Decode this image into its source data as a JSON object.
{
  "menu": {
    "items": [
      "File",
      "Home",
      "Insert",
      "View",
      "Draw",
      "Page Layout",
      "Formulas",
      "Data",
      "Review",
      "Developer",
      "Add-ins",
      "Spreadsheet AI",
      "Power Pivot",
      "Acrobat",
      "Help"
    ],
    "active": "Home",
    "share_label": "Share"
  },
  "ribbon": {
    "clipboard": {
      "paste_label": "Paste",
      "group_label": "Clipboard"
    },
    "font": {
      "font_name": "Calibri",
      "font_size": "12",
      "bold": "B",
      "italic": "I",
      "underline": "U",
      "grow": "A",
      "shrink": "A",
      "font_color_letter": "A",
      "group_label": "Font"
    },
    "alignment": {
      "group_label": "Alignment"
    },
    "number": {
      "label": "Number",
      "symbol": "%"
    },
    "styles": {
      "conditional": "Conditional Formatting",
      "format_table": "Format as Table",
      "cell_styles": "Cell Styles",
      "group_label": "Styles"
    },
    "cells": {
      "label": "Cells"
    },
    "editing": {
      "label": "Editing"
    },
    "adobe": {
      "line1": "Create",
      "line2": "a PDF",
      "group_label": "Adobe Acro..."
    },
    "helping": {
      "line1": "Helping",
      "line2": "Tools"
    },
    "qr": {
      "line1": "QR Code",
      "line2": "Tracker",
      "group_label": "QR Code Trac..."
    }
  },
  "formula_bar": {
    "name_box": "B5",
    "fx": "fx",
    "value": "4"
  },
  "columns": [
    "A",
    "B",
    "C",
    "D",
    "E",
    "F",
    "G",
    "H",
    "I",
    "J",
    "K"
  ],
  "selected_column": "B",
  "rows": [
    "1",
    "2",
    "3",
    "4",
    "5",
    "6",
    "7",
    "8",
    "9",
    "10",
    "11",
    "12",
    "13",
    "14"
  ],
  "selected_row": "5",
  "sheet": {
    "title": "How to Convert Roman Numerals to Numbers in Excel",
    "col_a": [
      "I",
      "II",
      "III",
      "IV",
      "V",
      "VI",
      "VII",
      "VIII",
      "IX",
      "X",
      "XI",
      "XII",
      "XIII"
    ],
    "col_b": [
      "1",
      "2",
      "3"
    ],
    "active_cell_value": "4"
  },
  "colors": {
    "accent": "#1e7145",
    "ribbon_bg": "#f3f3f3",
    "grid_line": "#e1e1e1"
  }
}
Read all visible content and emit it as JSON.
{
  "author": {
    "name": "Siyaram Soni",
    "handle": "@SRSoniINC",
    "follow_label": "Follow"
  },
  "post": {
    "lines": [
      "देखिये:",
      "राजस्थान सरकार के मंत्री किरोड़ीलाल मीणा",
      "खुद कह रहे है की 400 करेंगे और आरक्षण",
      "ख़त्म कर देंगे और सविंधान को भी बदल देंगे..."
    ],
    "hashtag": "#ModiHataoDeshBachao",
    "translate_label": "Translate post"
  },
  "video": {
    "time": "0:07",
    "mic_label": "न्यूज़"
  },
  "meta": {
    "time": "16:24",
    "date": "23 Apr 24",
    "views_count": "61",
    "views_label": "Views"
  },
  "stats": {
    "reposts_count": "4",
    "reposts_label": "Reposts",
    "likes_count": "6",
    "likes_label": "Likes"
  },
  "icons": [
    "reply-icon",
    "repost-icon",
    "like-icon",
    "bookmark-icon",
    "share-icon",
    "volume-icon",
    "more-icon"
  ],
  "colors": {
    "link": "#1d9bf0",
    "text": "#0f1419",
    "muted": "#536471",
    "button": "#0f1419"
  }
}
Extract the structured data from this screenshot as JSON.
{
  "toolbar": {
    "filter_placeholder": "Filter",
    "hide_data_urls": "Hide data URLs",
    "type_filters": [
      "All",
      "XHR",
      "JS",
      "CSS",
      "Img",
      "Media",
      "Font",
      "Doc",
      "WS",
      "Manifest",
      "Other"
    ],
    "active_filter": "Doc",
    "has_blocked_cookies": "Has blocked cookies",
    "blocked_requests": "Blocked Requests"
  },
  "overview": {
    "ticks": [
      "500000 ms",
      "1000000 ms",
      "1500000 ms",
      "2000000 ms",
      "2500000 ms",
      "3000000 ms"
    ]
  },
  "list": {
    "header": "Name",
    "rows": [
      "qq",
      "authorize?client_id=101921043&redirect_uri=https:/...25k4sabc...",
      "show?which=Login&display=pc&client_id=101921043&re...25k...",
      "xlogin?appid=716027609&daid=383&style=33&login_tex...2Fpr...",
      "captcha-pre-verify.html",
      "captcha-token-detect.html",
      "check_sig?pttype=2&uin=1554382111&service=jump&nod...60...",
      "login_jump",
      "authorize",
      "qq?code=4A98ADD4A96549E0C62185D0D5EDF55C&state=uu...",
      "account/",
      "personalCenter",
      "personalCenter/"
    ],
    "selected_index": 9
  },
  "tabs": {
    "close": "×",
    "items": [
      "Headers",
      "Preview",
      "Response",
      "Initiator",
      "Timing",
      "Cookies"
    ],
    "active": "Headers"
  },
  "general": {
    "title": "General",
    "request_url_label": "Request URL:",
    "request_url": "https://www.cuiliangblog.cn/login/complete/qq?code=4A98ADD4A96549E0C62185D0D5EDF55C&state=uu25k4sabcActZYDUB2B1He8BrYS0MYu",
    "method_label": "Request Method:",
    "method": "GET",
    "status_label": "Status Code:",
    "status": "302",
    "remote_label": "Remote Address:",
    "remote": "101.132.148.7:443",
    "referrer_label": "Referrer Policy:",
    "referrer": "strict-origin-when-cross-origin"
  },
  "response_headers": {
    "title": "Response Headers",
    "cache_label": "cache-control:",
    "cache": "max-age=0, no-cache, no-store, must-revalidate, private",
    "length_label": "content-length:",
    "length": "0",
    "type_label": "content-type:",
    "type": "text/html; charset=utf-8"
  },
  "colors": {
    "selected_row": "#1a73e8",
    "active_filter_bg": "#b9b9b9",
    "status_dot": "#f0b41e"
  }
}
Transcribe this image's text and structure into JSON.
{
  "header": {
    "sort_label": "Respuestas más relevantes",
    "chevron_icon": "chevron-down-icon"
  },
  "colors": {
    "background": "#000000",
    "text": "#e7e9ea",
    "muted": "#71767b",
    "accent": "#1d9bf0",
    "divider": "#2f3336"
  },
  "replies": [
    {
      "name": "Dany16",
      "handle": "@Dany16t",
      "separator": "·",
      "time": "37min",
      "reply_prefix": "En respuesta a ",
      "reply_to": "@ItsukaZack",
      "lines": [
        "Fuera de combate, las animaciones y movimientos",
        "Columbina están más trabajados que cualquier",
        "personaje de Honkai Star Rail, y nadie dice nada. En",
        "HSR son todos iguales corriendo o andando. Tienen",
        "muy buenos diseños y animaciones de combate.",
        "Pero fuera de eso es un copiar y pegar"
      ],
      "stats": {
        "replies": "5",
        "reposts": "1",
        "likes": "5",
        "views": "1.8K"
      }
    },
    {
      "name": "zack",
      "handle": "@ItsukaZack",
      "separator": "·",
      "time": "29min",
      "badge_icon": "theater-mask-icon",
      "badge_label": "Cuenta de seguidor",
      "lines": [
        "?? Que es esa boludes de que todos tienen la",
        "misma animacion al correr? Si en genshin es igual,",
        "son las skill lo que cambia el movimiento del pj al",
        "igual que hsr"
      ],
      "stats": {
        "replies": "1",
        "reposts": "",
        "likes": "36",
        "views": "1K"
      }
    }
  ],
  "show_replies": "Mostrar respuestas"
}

## The problem
Your task is to give the records above again, exactly.

## Complete answer
Decode this image into its source data as a JSON object.
{
  "menu": {
    "items": [
      "File",
      "Home",
      "Insert",
      "View",
      "Draw",
      "Page Layout",
      "Formulas",
      "Data",
      "Review",
      "Developer",
      "Add-ins",
      "Spreadsheet AI",
      "Power Pivot",
      "Acrobat",
      "Help"
    ],
    "active": "Home",
    "share_label": "Share"
  },
  "ribbon": {
    "clipboard": {
      "paste_label": "Paste",
      "group_label": "Clipboard"
    },
    "font": {
      "font_name": "Calibri",
      "font_size": "12",
      "bold": "B",
      "italic": "I",
      "underline": "U",
      "grow": "A",
      "shrink": "A",
      "font_color_letter": "A",
      "group_label": "Font"
    },
    "alignment": {
      "group_label": "Alignment"
    },
    "number": {
      "label": "Number",
      "symbol": "%"
    },
    "styles": {
      "conditional": "Conditional Formatting",
      "format_table": "Format as Table",
      "cell_styles": "Cell Styles",
      "group_label": "Styles"
    },
    "cells": {
      "label": "Cells"
    },
    "editing": {
      "label": "Editing"
    },
    "adobe": {
      "line1": "Create",
      "line2": "a PDF",
      "group_label": "Adobe Acro..."
    },
    "helping": {
      "line1": "Helping",
      "line2": "Tools"
    },
    "qr": {
      "line1": "QR Code",
      "line2": "Tracker",
      "group_label": "QR Code Trac..."
    }
  },
  "formula_bar": {
    "name_box": "B5",
    "fx": "fx",
    "value": "4"
  },
  "columns": [
    "A",
    "B",
    "C",
    "D",
    "E",
    "F",
    "G",
    "H",
    "I",
    "J",
    "K"
  ],
  "selected_column": "B",
  "rows": [
    "1",
    "2",
    "3",
    "4",
    "5",
    "6",
    "7",
    "8",
    "9",
    "10",
    "11",
    "12",
    "13",
    "14"
  ],
  "selected_row": "5",
  "sheet": {
    "title": "How to Convert Roman Numerals to Numbers in Excel",
    "col_a": [
      "I",
      "II",
      "III",
      "IV",
      "V",
      "VI",
      "VII",
      "VIII",
      "IX",
      "X",
      "XI",
      "XII",
      "XIII"
    ],
    "col_b": [
      "1",
      "2",
      "3"
    ],
    "active_cell_value": "4"
  },
  "colors": {
    "accent": "#1e7145",
    "ribbon_bg": "#f3f3f3",
    "grid_line": "#e1e1e1"
  }
}
Read all visible content and emit it as JSON.
{
  "author": {
    "name": "Siyaram Soni",
    "handle": "@SRSoniINC",
    "follow_label": "Follow"
  },
  "post": {
    "lines": [
      "देखिये:",
      "राजस्थान सरकार के मंत्री किरोड़ीलाल मीणा",
      "खुद कह रहे है की 400 करेंगे और आरक्षण",
      "ख़त्म कर देंगे और सविंधान को भी बदल देंगे..."
    ],
    "hashtag": "#ModiHataoDeshBachao",
    "translate_label": "Translate post"
  },
  "video": {
    "time": "0:07",
    "mic_label": "न्यूज़"
  },
  "meta": {
    "time": "16:24",
    "date": "23 Apr 24",
    "views_count": "61",
    "views_label": "Views"
  },
  "stats": {
    "reposts_count": "4",
    "reposts_label": "Reposts",
    "likes_count": "6",
    "likes_label": "Likes"
  },
  "icons": [
    "reply-icon",
    "repost-icon",
    "like-icon",
    "bookmark-icon",
    "share-icon",
    "volume-icon",
    "more-icon"
  ],
  "colors": {
    "link": "#1d9bf0",
    "text": "#0f1419",
    "muted": "#536471",
    "button": "#0f1419"
  }
}
Extract the structured data from this screenshot as JSON.
{
  "toolbar": {
    "filter_placeholder": "Filter",
    "hide_data_urls": "Hide data URLs",
    "type_filters": [
      "All",
      "XHR",
      "JS",
      "CSS",
      "Img",
      "Media",
      "Font",
      "Doc",
      "WS",
      "Manifest",
      "Other"
    ],
    "active_filter": "Doc",
    "has_blocked_cookies": "Has blocked cookies",
    "blocked_requests": "Blocked Requests"
  },
  "overview": {
    "ticks": [
      "500000 ms",
      "1000000 ms",
      "1500000 ms",
      "2000000 ms",
      "2500000 ms",
      "3000000 ms"
    ]
  },
  "list": {
    "header": "Name",
    "rows": [
      "qq",
      "authorize?client_id=101921043&redirect_uri=https:/...25k4sabc...",
      "show?which=Login&display=pc&client_id=101921043&re...25k...",
      "xlogin?appid=716027609&daid=383&style=33&login_tex...2Fpr...",
      "captcha-pre-verify.html",
      "captcha-token-detect.html",
      "check_sig?pttype=2&uin=1554382111&service=jump&nod...60...",
      "login_jump",
      "authorize",
      "qq?code=4A98ADD4A96549E0C62185D0D5EDF55C&state=uu...",
      "account/",
      "personalCenter",
      "personalCenter/"
    ],
    "selected_index": 9
  },
  "tabs": {
    "close": "×",
    "items": [
      "Headers",
      "Preview",
      "Response",
      "Initiator",
      "Timing",
      "Cookies"
    ],
    "active": "Headers"
  },
  "general": {
    "title": "General",
    "request_url_label": "Request URL:",
    "request_url": "https://www.cuiliangblog.cn/login/complete/qq?code=4A98ADD4A96549E0C62185D0D5EDF55C&state=uu25k4sabcActZYDUB2B1He8BrYS0MYu",
    "method_label": "Request Method:",
    "method": "GET",
    "status_label": "Status Code:",
    "status": "302",
    "remote_label": "Remote Address:",
    "remote": "101.132.148.7:443",
    "referrer_label": "Referrer Policy:",
    "referrer": "strict-origin-when-cross-origin"
  },
  "response_headers": {
    "title": "Response Headers",
    "cache_label": "cache-control:",
    "cache": "max-age=0, no-cache, no-store, must-revalidate, private",
    "length_label": "content-length:",
    "length": "0",
    "type_label": "content-type:",
    "type": "text/html; charset=utf-8"
  },
  "colors": {
    "selected_row": "#1a73e8",
    "active_filter_bg": "#b9b9b9",
    "status_dot": "#f0b41e"
  }
}
Transcribe this image's text and structure into JSON.
{
  "header": {
    "sort_label": "Respuestas más relevantes",
    "chevron_icon": "chevron-down-icon"
  },
  "colors": {
    "background": "#000000",
    "text": "#e7e9ea",
    "muted": "#71767b",
    "accent": "#1d9bf0",
    "divider": "#2f3336"
  },
  "replies": [
    {
      "name": "Dany16",
      "handle": "@Dany16t",
      "separator": "·",
      "time": "37min",
      "reply_prefix": "En respuesta a ",
      "reply_to": "@ItsukaZack",
      "lines": [
        "Fuera de combate, las animaciones y movimientos",
        "Columbina están más trabajados que cualquier",
        "personaje de Honkai Star Rail, y nadie dice nada. En",
        "HSR son todos iguales corriendo o andando. Tienen",
        "muy buenos diseños y animaciones de combate.",
        "Pero fuera de eso es un copiar y pegar"
      ],
      "stats": {
        "replies": "5",
        "reposts": "1",
        "likes": "5",
        "views": "1.8K"
      }
    },
    {
      "name": "zack",
      "handle": "@ItsukaZack",
      "separator": "·",
      "time": "29min",
      "badge_icon": "theater-mask-icon",
      "badge_label": "Cuenta de seguidor",
      "lines": [
        "?? Que es esa boludes de que todos tienen la",
        "misma animacion al correr? Si en genshin es igual,",
        "son las skill lo que cambia el movimiento del pj al",
        "igual que hsr"
      ],
      "stats": {
        "replies": "1",
        "reposts": "",
        "likes": "36",
        "views": "1K"
      }
    }
  ],
  "show_replies": "Mostrar respuestas"
}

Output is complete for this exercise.